*WHAT THE EXERCISE ASKS*: Lines with "only" in them are to be located in the listing below and copied.

*PROVIDED DATA*:
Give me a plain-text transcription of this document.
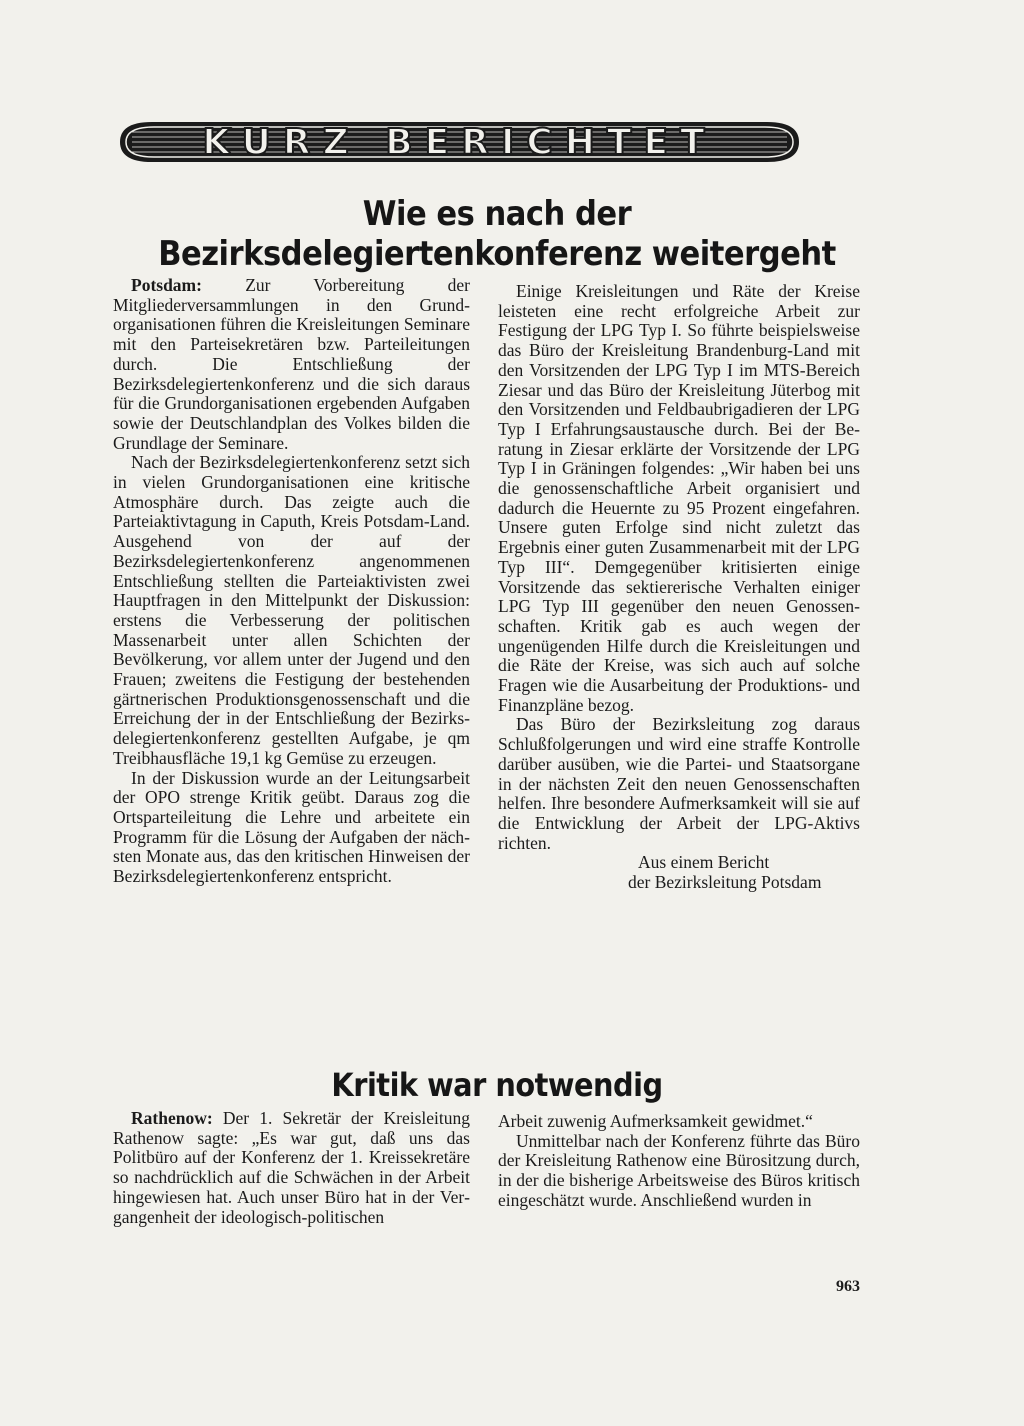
KURZ BERICHTET
Wie es nach der
Bezirksdelegiertenkonferenz weitergeht

Potsdam: Zur Vorbereitung der Mitgliederversammlungen in den Grundorganisationen führen die Kreisleitungen Seminare mit den Parteisekretären bzw. Parteileitungen durch. Die Entschließung der Bezirksdelegiertenkonferenz und die sich daraus für die Grundorganisationen ergebenden Aufgaben sowie der Deutschlandplan des Volkes bilden die Grundlage der Seminare.

Nach der Bezirksdelegiertenkonferenz setzt sich in vielen Grundorganisationen eine kritische Atmosphäre durch. Das zeigte auch die Parteiaktivtagung in Caputh, Kreis Potsdam-Land. Ausgehend von der auf der Bezirksdelegiertenkonferenz angenommenen Entschließung stellten die Parteiaktivisten zwei Hauptfragen in den Mittelpunkt der Diskussion: erstens die Verbesserung der politischen Massenarbeit unter allen Schichten der Bevölkerung, vor allem unter der Jugend und den Frauen; zweitens die Festigung der bestehenden gärtnerischen Produktionsgenossenschaft und die Erreichung der in der Entschließung der Bezirksdelegiertenkonferenz gestellten Aufgabe, je qm Treibhausfläche 19,1 kg Gemüse zu erzeugen.

In der Diskussion wurde an der Leitungsarbeit der OPO strenge Kritik geübt. Daraus zog die Ortsparteileitung die Lehre und arbeitete ein Programm für die Lösung der Aufgaben der nächsten Monate aus, das den kritischen Hinweisen der Bezirksdelegiertenkonferenz entspricht.

Einige Kreisleitungen und Räte der Kreise leisteten eine recht erfolgreiche Arbeit zur Festigung der LPG Typ I. So führte beispielsweise das Büro der Kreisleitung Brandenburg-Land mit den Vorsitzenden der LPG Typ I im MTS-Bereich Ziesar und das Büro der Kreisleitung Jüterbog mit den Vorsitzenden und Feldbaubrigadieren der LPG Typ I Erfahrungsaustausche durch. Bei der Beratung in Ziesar erklärte der Vorsitzende der LPG Typ I in Gräningen folgendes: „Wir haben bei uns die genossenschaftliche Arbeit organisiert und dadurch die Heuernte zu 95 Prozent eingefahren. Unsere guten Erfolge sind nicht zuletzt das Ergebnis einer guten Zusammenarbeit mit der LPG Typ III“. Demgegenüber kritisierten einige Vorsitzende das sektiererische Verhalten einiger LPG Typ III gegenüber den neuen Genossenschaften. Kritik gab es auch wegen der ungenügenden Hilfe durch die Kreisleitungen und die Räte der Kreise, was sich auch auf solche Fragen wie die Ausarbeitung der Produktions- und Finanzpläne bezog.

Das Büro der Bezirksleitung zog daraus Schlußfolgerungen und wird eine straffe Kontrolle darüber ausüben, wie die Partei- und Staatsorgane in der nächsten Zeit den neuen Genossenschaften helfen. Ihre besondere Aufmerksamkeit will sie auf die Entwicklung der Arbeit der LPG-Aktivs richten.

Aus einem Bericht

der Bezirksleitung Potsdam

Kritik war notwendig

Rathenow: Der 1. Sekretär der Kreisleitung Rathenow sagte: „Es war gut, daß uns das Politbüro auf der Konferenz der 1. Kreissekretäre so nachdrücklich auf die Schwächen in der Arbeit hingewiesen hat. Auch unser Büro hat in der Vergangenheit der ideologisch-politischen

Arbeit zuwenig Aufmerksamkeit gewidmet.“

Unmittelbar nach der Konferenz führte das Büro der Kreisleitung Rathenow eine Bürositzung durch, in der die bisherige Arbeitsweise des Büros kritisch eingeschätzt wurde. Anschließend wurden in

963
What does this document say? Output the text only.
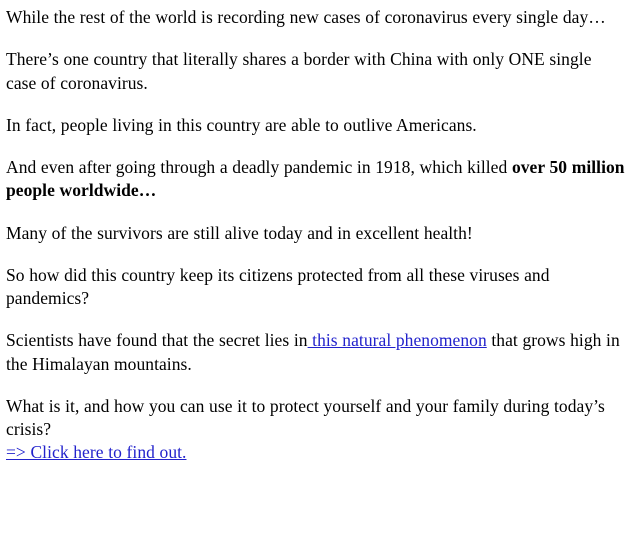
While the rest of the world is recording new cases of coronavirus every single day…

There’s one country that literally shares a border with China with only ONE single case of coronavirus.

In fact, people living in this country are able to outlive Americans.

And even after going through a deadly pandemic in 1918, which killed over 50 million people worldwide…

Many of the survivors are still alive today and in excellent health!

So how did this country keep its citizens protected from all these viruses and pandemics?

Scientists have found that the secret lies in this natural phenomenon that grows high in the Himalayan mountains.

What is it, and how you can use it to protect yourself and your family during today’s crisis?

=> Click here to find out.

*SOLUTION TO THIS EXERCISE*:
What does this document say? Output the text only.
There’s one country that literally shares a border with China with only ONE single case of coronavirus.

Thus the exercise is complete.